▶ _RECORDS PROVIDED_
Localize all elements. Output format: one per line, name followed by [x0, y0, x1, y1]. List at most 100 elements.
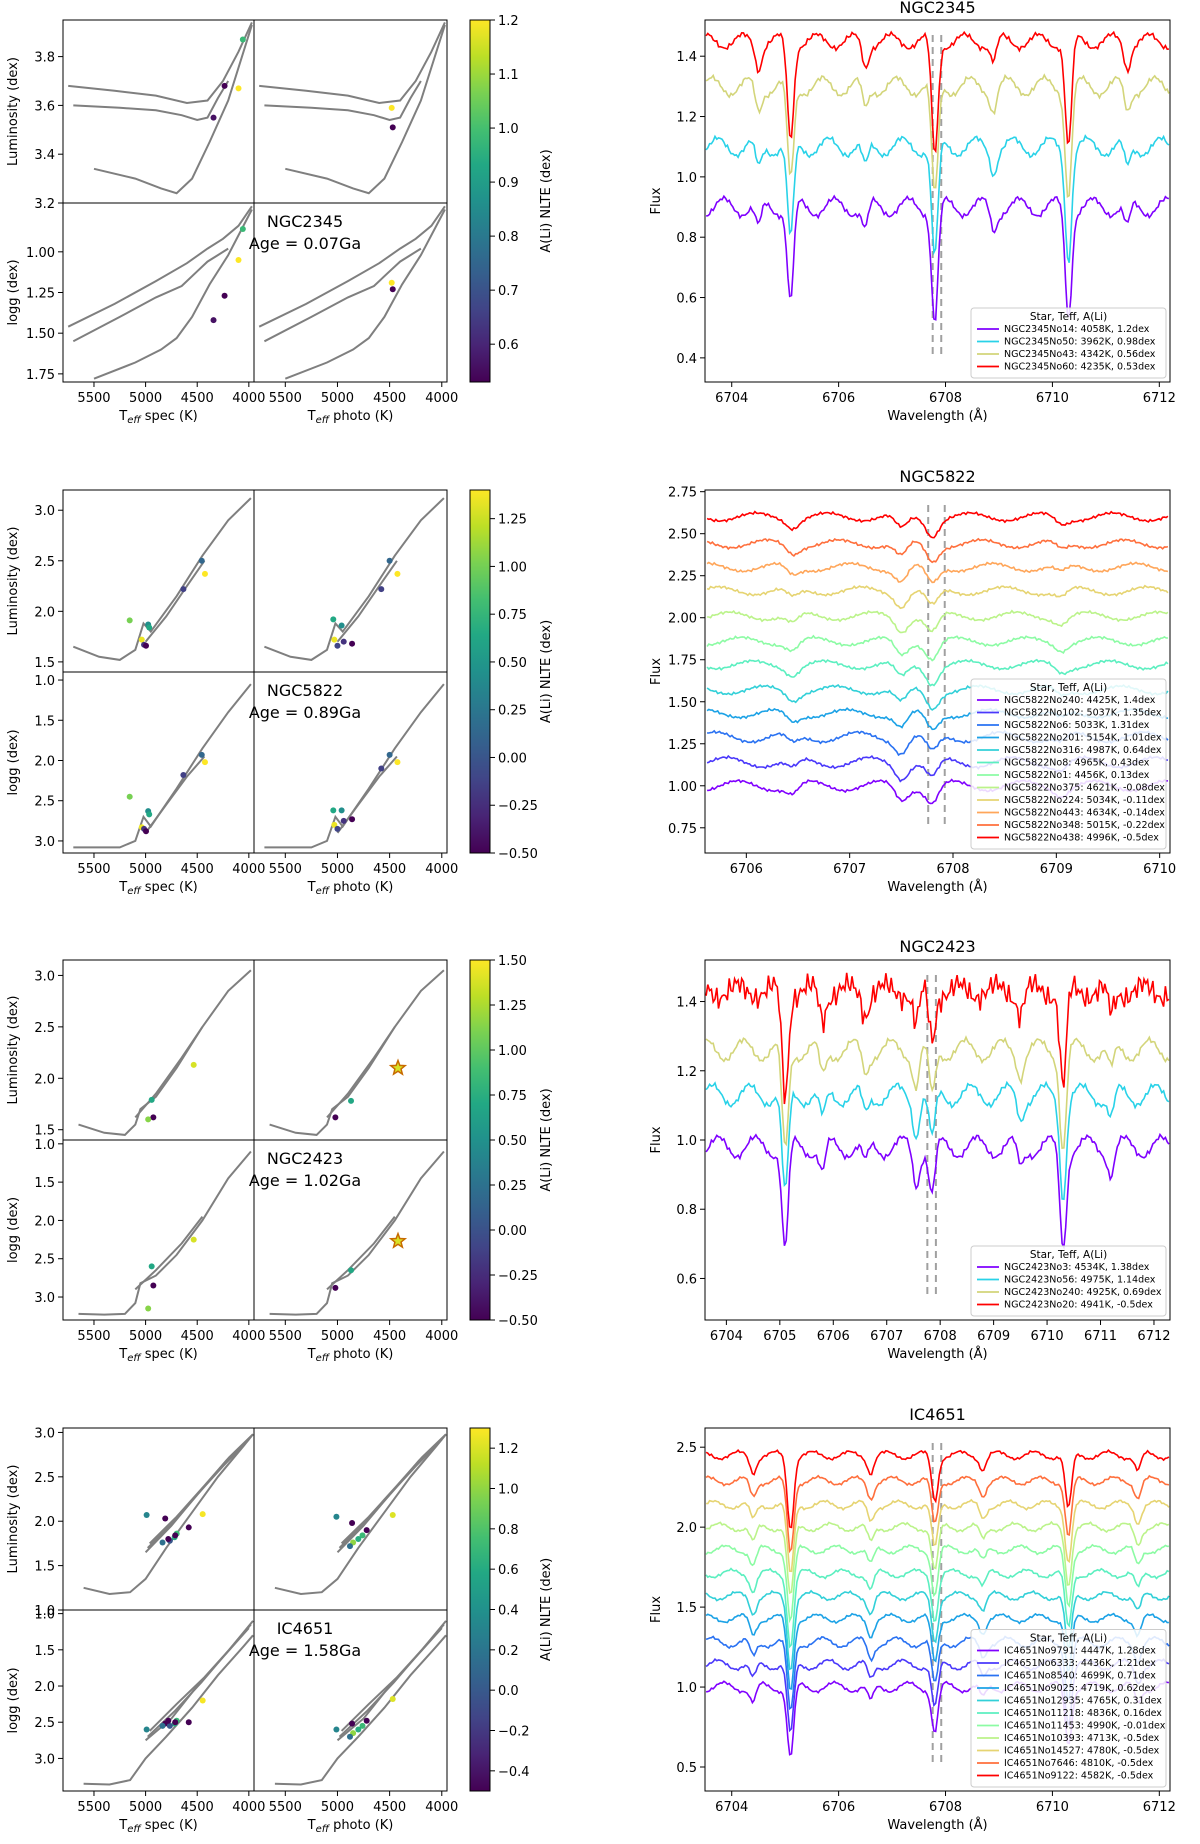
colorbar-tick-label: 0.25	[498, 1179, 527, 1194]
isochrone-line	[68, 21, 253, 105]
logg-axis-label: logg (dex)	[6, 729, 21, 795]
colorbar-tick-label: 0.25	[498, 704, 527, 719]
x-tick-label: 5500	[269, 391, 302, 406]
axes-frame	[704, 489, 1171, 854]
hr-panel-ngc2423-lum-photo	[253, 959, 448, 1141]
plot-area	[78, 1150, 252, 1316]
y-tick-label: 0.6	[676, 1272, 697, 1287]
cluster-age-label: Age = 0.89Ga	[249, 703, 361, 722]
star-point	[159, 1722, 166, 1729]
y-tick-label: 2.00	[668, 612, 697, 627]
star-point	[148, 1263, 155, 1270]
star-point	[349, 640, 356, 647]
star-point	[394, 570, 401, 577]
star-point	[148, 1096, 155, 1103]
isochrone-line	[144, 755, 206, 834]
star-point	[334, 825, 341, 832]
y-tick-label: 1.4	[676, 50, 697, 65]
wavelength-axis-label: Wavelength (Å)	[887, 1346, 987, 1362]
wavelength-axis-label: Wavelength (Å)	[887, 408, 987, 424]
y-tick-label: 0.6	[676, 292, 697, 307]
x-tick-label: 6708	[936, 862, 969, 877]
x-tick-label: 6706	[822, 391, 855, 406]
star-point	[185, 1719, 192, 1726]
star-marker-highlight	[388, 1058, 408, 1076]
isochrone-line	[83, 1433, 254, 1596]
luminosity-axis-label: Luminosity (dex)	[6, 57, 21, 166]
colorbar-tick-label: 0.7	[498, 284, 519, 299]
star-point	[331, 636, 338, 643]
star-point	[221, 82, 228, 89]
colorbar-label: A(Li) NLTE (dex)	[539, 1088, 554, 1191]
teff-spec-axis-label: Teff spec (K)	[118, 1347, 197, 1364]
y-tick-label: 2.5	[34, 1021, 55, 1036]
star-point	[235, 256, 242, 263]
colorbar-tick-label: 0.75	[498, 608, 527, 623]
y-tick-label: 1.75	[26, 368, 55, 383]
isochrone-line	[264, 497, 445, 661]
isochrone-line	[340, 1433, 447, 1545]
y-tick-label: 3.0	[34, 1752, 55, 1767]
legend-entry: NGC2423No56: 4975K, 1.14dex	[1004, 1275, 1156, 1286]
colorbar-tick-label: 0.75	[498, 1089, 527, 1104]
legend-entry: IC4651No9122: 4582K, -0.5dex	[1004, 1771, 1154, 1782]
isochrone-line	[72, 247, 229, 343]
spectra-panel-ngc5822: NGC5822 6706 6707 6708 6709 6710 0.75 1.00 1.25 1…	[649, 467, 1176, 895]
star-point	[172, 1532, 179, 1539]
star-point	[239, 36, 246, 43]
axes-frame	[62, 671, 255, 854]
y-tick-label: 2.5	[34, 1716, 55, 1731]
x-tick-label: 5000	[129, 1329, 162, 1344]
star-point	[199, 1511, 206, 1518]
y-tick-label: 0.8	[676, 1203, 697, 1218]
plot-area	[274, 1433, 447, 1596]
cluster-name-label: NGC2345	[267, 212, 343, 231]
y-tick-label: 1.5	[34, 1176, 55, 1191]
axes-frame	[253, 1609, 448, 1792]
colorbar-tick-label: 0.00	[498, 751, 527, 766]
colorbar-tick-label: 0.8	[498, 1523, 519, 1538]
star-point	[138, 636, 145, 643]
y-tick-label: 1.0	[676, 171, 697, 186]
x-tick-label: 4500	[373, 862, 406, 877]
y-tick-label: 1.0	[676, 1681, 697, 1696]
spectrum-line	[705, 30, 1169, 154]
isochrone-line	[269, 1150, 445, 1316]
plot-area	[68, 21, 253, 195]
colorbar-tick-label: −0.4	[498, 1765, 530, 1780]
colorbar-label: A(Li) NLTE (dex)	[539, 1558, 554, 1661]
colorbar-tick-label: −0.50	[498, 1314, 538, 1329]
isochrone-line	[336, 560, 398, 643]
star-point	[145, 1305, 152, 1312]
star-point	[143, 1512, 150, 1519]
luminosity-axis-label: Luminosity (dex)	[6, 996, 21, 1105]
spectrum-line	[707, 609, 1169, 634]
colorbar-tick-label: 0.4	[498, 1604, 519, 1619]
legend-entry: IC4651No11218: 4836K, 0.16dex	[1004, 1708, 1162, 1719]
logg-axis-label: logg (dex)	[6, 259, 21, 325]
spectrum-line	[705, 1589, 1170, 1671]
teff-photo-axis-label: Teff photo (K)	[307, 409, 394, 426]
y-tick-label: 1.50	[668, 696, 697, 711]
teff-photo-axis-label: Teff photo (K)	[307, 880, 394, 897]
hr-panel-ngc5822-lum-photo	[253, 489, 448, 673]
x-tick-label: 6712	[1137, 1329, 1170, 1344]
isochrone-line	[258, 205, 446, 328]
x-tick-label: 4500	[373, 1800, 406, 1815]
axes-frame	[62, 202, 255, 383]
legend-entry: NGC2345No50: 3962K, 0.98dex	[1004, 337, 1156, 348]
hr-panel-ngc2423-lum-spec: 1.5 2.0 2.5 3.0	[34, 959, 255, 1141]
colorbar	[469, 959, 491, 1321]
star-point	[388, 279, 395, 286]
x-tick-label: 4000	[425, 1329, 458, 1344]
legend-entry: NGC5822No224: 5034K, -0.11dex	[1004, 795, 1165, 806]
star-point	[394, 759, 401, 766]
colorbar-tick-label: −0.50	[498, 847, 538, 862]
star-point	[333, 1726, 340, 1733]
star-point	[359, 1532, 366, 1539]
axes-frame	[253, 959, 448, 1141]
x-tick-label: 4000	[425, 1800, 458, 1815]
legend-entry: NGC5822No348: 5015K, -0.22dex	[1004, 820, 1165, 831]
legend-entry: NGC5822No6: 5033K, 1.31dex	[1004, 720, 1150, 731]
x-tick-label: 6706	[817, 1329, 850, 1344]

▶ _WHAT THE EXERCISE ASKS_
Copy out every line of the items above word for word, leaving out the pictures.

▶ _COMPLETED TASK_
Localize all elements. Output format: one per line, name followed by [x0, y0, x1, y1]. List at most 100 elements.
colorbar-tick-label: 0.25	[498, 1179, 527, 1194]
isochrone-line	[68, 21, 253, 105]
logg-axis-label: logg (dex)	[6, 729, 21, 795]
colorbar-tick-label: 0.25	[498, 704, 527, 719]
x-tick-label: 5500	[269, 391, 302, 406]
axes-frame	[704, 489, 1171, 854]
hr-panel-ngc2423-lum-photo	[253, 959, 448, 1141]
plot-area	[78, 1150, 252, 1316]
y-tick-label: 0.6	[676, 1272, 697, 1287]
cluster-age-label: Age = 0.89Ga	[249, 703, 361, 722]
star-point	[159, 1722, 166, 1729]
y-tick-label: 2.00	[668, 612, 697, 627]
star-point	[148, 1263, 155, 1270]
star-point	[349, 640, 356, 647]
star-point	[394, 570, 401, 577]
star-point	[148, 1096, 155, 1103]
isochrone-line	[144, 755, 206, 834]
star-point	[334, 825, 341, 832]
y-tick-label: 1.4	[676, 50, 697, 65]
wavelength-axis-label: Wavelength (Å)	[887, 1346, 987, 1362]
wavelength-axis-label: Wavelength (Å)	[887, 408, 987, 424]
y-tick-label: 0.6	[676, 292, 697, 307]
x-tick-label: 6708	[936, 862, 969, 877]
x-tick-label: 6706	[822, 391, 855, 406]
star-point	[185, 1719, 192, 1726]
star-marker-highlight	[388, 1058, 408, 1076]
isochrone-line	[83, 1433, 254, 1596]
luminosity-axis-label: Luminosity (dex)	[6, 57, 21, 166]
colorbar-tick-label: 0.7	[498, 284, 519, 299]
star-point	[331, 636, 338, 643]
star-point	[221, 82, 228, 89]
colorbar-label: A(Li) NLTE (dex)	[539, 1088, 554, 1191]
teff-spec-axis-label: Teff spec (K)	[118, 1347, 197, 1364]
y-tick-label: 2.5	[34, 1021, 55, 1036]
star-point	[235, 256, 242, 263]
colorbar-tick-label: 0.75	[498, 608, 527, 623]
y-tick-label: 1.75	[26, 368, 55, 383]
isochrone-line	[264, 497, 445, 661]
isochrone-line	[340, 1433, 447, 1545]
y-tick-label: 3.0	[34, 1752, 55, 1767]
legend-entry: NGC2423No56: 4975K, 1.14dex	[1004, 1275, 1156, 1286]
colorbar-tick-label: 0.75	[498, 1089, 527, 1104]
legend-entry: IC4651No9122: 4582K, -0.5dex	[1004, 1771, 1154, 1782]
isochrone-line	[72, 247, 229, 343]
spectra-panel-ngc5822: NGC5822 6706 6707 6708 6709 6710 0.75 1.00 1.25 1…	[649, 467, 1176, 895]
star-point	[172, 1532, 179, 1539]
star-point	[239, 36, 246, 43]
axes-frame	[62, 671, 255, 854]
y-tick-label: 2.5	[34, 1716, 55, 1731]
x-tick-label: 5000	[129, 1329, 162, 1344]
star-point	[199, 1511, 206, 1518]
y-tick-label: 0.8	[676, 1203, 697, 1218]
plot-area	[274, 1433, 447, 1596]
cluster-name-label: NGC2345	[267, 212, 343, 231]
y-tick-label: 1.5	[34, 1176, 55, 1191]
axes-frame	[253, 1609, 448, 1792]
colorbar-tick-label: 0.00	[498, 751, 527, 766]
colorbar-tick-label: 0.8	[498, 1523, 519, 1538]
star-point	[138, 636, 145, 643]
y-tick-label: 1.0	[676, 171, 697, 186]
x-tick-label: 4500	[373, 862, 406, 877]
y-tick-label: 1.0	[676, 1681, 697, 1696]
spectrum-line	[705, 30, 1169, 154]
isochrone-line	[269, 1150, 445, 1316]
plot-area	[68, 21, 253, 195]
colorbar-tick-label: −0.4	[498, 1765, 530, 1780]
colorbar-label: A(Li) NLTE (dex)	[539, 1558, 554, 1661]
colorbar-tick-label: −0.50	[498, 1314, 538, 1329]
isochrone-line	[336, 560, 398, 643]
star-point	[145, 1305, 152, 1312]
star-point	[143, 1512, 150, 1519]
luminosity-axis-label: Luminosity (dex)	[6, 996, 21, 1105]
spectrum-line	[707, 609, 1169, 634]
colorbar-tick-label: 0.4	[498, 1604, 519, 1619]
legend-entry: IC4651No11218: 4836K, 0.16dex	[1004, 1708, 1162, 1719]
logg-axis-label: logg (dex)	[6, 259, 21, 325]
spectrum-line	[705, 1589, 1170, 1671]
teff-photo-axis-label: Teff photo (K)	[307, 409, 394, 426]
y-tick-label: 1.50	[668, 696, 697, 711]
teff-photo-axis-label: Teff photo (K)	[307, 880, 394, 897]
hr-panel-ngc5822-lum-photo	[253, 489, 448, 673]
x-tick-label: 6712	[1137, 1329, 1170, 1344]
isochrone-line	[258, 205, 446, 328]
x-tick-label: 4500	[373, 1800, 406, 1815]
axes-frame	[62, 202, 255, 383]
legend-entry: NGC2345No50: 3962K, 0.98dex	[1004, 337, 1156, 348]
hr-panel-ngc2423-lum-spec: 1.5 2.0 2.5 3.0	[34, 959, 255, 1141]
colorbar	[469, 959, 491, 1321]
star-point	[388, 279, 395, 286]
x-tick-label: 4000	[425, 1329, 458, 1344]
legend-entry: NGC5822No224: 5034K, -0.11dex	[1004, 795, 1165, 806]
star-point	[394, 759, 401, 766]
colorbar-tick-label: −0.50	[498, 847, 538, 862]
star-point	[333, 1726, 340, 1733]
star-point	[359, 1532, 366, 1539]
axes-frame	[253, 959, 448, 1141]
x-tick-label: 4000	[425, 1800, 458, 1815]
legend-entry: NGC5822No348: 5015K, -0.22dex	[1004, 820, 1165, 831]
legend-entry: NGC5822No6: 5033K, 1.31dex	[1004, 720, 1150, 731]
x-tick-label: 6706	[817, 1329, 850, 1344]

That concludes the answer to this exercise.